• [Tasks and exercises]
#1 In the biography of Peter William May, which accounting firm employed him after he finished at the University of Chicago?
#2 Continue the Peter William May biography, starting right after its final sentence.

• [Selected text]
/---

Peter William May (born 1943/44) is an American businessman and investor.

Biography
May was born to a Jewish family and raised in Hewlett, New York on Long Island, the son of Isabel and Samuel May. His father was a businessman and his mother a social worker. He has one sister, Linda. He graduated with a B.A. and later an M.B.A. from the University of Chicago after which he worked for the accounting firm Peat Marwick. In 1972, he joined 
the Flagstaff Corp founded by Nelson Peltz as an accountant and later became its chief financial officer. In the 1980s, May and Peltz partnered together and founded the investment firm Triarc Companies where May served as president and chief operating officer. In April 1983, the Peltz and May bought a stake in vending-machine and wire company Triangle Industries Inc. with the idea of using it to make acquisitions, building it into a Fortune 100 industrial company.  Triangle was sold to Pechiney in 1988.

\---

• [Provided records]
/---

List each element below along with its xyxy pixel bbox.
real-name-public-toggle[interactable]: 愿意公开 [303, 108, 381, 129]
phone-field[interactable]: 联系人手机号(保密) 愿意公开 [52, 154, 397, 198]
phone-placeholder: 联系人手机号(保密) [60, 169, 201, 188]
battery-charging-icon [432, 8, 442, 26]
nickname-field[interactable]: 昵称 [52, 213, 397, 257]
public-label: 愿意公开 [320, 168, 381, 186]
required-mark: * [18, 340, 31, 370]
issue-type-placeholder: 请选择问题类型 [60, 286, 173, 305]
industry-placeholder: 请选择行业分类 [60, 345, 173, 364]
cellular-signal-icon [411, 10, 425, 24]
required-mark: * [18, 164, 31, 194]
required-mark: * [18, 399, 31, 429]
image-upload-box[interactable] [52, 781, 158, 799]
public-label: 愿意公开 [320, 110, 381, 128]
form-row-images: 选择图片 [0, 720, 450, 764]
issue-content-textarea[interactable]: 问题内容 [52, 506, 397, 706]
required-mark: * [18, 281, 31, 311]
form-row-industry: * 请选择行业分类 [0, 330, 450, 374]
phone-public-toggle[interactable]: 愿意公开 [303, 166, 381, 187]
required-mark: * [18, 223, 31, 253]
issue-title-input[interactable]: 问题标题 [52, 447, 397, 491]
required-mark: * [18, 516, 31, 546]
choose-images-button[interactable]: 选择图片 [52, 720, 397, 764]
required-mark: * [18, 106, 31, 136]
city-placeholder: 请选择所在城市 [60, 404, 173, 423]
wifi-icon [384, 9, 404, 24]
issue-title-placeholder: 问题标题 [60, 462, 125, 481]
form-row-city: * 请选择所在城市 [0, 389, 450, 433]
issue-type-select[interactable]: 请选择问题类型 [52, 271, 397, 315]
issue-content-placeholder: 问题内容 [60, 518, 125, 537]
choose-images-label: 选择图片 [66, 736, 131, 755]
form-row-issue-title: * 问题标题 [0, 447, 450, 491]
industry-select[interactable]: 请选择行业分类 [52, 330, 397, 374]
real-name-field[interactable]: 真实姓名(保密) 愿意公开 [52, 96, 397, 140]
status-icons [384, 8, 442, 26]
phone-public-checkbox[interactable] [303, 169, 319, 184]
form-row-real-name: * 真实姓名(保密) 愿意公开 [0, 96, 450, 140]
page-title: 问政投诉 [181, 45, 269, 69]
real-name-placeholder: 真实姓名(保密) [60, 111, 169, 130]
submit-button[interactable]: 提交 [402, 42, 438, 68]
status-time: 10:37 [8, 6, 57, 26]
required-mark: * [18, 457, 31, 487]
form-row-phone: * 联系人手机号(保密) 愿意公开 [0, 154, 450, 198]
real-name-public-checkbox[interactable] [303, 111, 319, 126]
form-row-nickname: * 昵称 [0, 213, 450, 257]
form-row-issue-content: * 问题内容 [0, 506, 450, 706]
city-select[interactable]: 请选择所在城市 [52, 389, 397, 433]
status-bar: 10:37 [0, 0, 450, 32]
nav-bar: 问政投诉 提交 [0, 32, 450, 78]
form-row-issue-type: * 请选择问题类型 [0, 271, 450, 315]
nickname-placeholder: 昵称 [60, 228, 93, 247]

\---

• [Solved tasks]
#1 Peat Marwick

#2
In 1989, May joined the board of directors at Mount Sinai Medical Center; in 2002, he was named chairman of the board after being asked by former U.S. Secretary of the Treasury and then fellow board member Robert Rubin. He was able to restore Mount Sinai to profitability in three years without utilizing its $180 million in unrestricted funds while also increasing its endowment by $70 million to $500 million.

Personal life
In 1964, May married Leni Ann Finkelstein. They have a son, Jonathan Paul May (married to Juliana Kelly in 1990). The couple lives in Bridgewater, Connecticut.

References

Year of birth missing (living people)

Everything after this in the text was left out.